==== TEXT PROVIDED ====

# Hiearchical Vector Concatenation

In this notebook, we are going to simulate the concatenation of two vectors using the HVC technique

### defining functions

In [1]:
import pandas as pd
import random
from itertools import combinations, product
from scipy.spatial import distance
import numpy as np
from sklearn.neighbors import NearestNeighbors
import json
import math

def vector_(vector, new_vector_length, x):
    vector = [(vector[i], vector[i]*x)[i < new_vector_length] for i in range(len(vector))]
    vector = np.array(vector)
    return vector

def test_knn(df, class_n, minimum_scale_coefficient, test_amount, sample_id=None, minimum_sample_n=0, verbose=False):
    '''
    tests each individual class sample vs all the other sample in the dataset
    when minimum_scale_coefficient==-1 means calculation cannot be done: WE DO NOT RAISE ERROR
    '''
    if minimum_scale_coefficient == -1:
        if verbose:
            print('minimum_scale_coefficient == -1')

==== DATA SECTION ====

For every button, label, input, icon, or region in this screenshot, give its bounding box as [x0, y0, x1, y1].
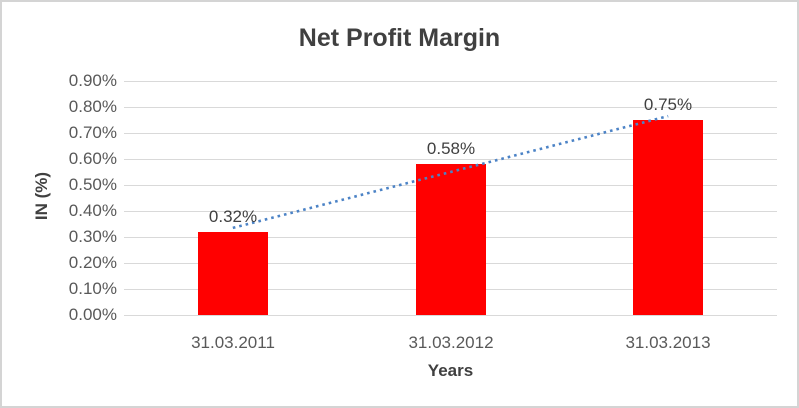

====

> [EXERCISE SET]
a – Repeat the part of the HVC notebook between "return vector" and "print('minimum_scale_coefficient == -1')", inclusive.
b – According to the HVC notebook, what is the notebook going to simulate?
The listing has no connection to the HVC notebook.

> [PROBLEM SOLUTIONS]
a –
return vector

def test_knn(df, class_n, minimum_scale_coefficient, test_amount, sample_id=None, minimum_sample_n=0, verbose=False):
    '''
    tests each individual class sample vs all the other sample in the dataset
    when minimum_scale_coefficient==-1 means calculation cannot be done: WE DO NOT RAISE ERROR
    '''
    if minimum_scale_coefficient == -1:
        if verbose:
            print('minimum_scale_coefficient == -1')

b – The concatenation of two vectors using the HVC technique.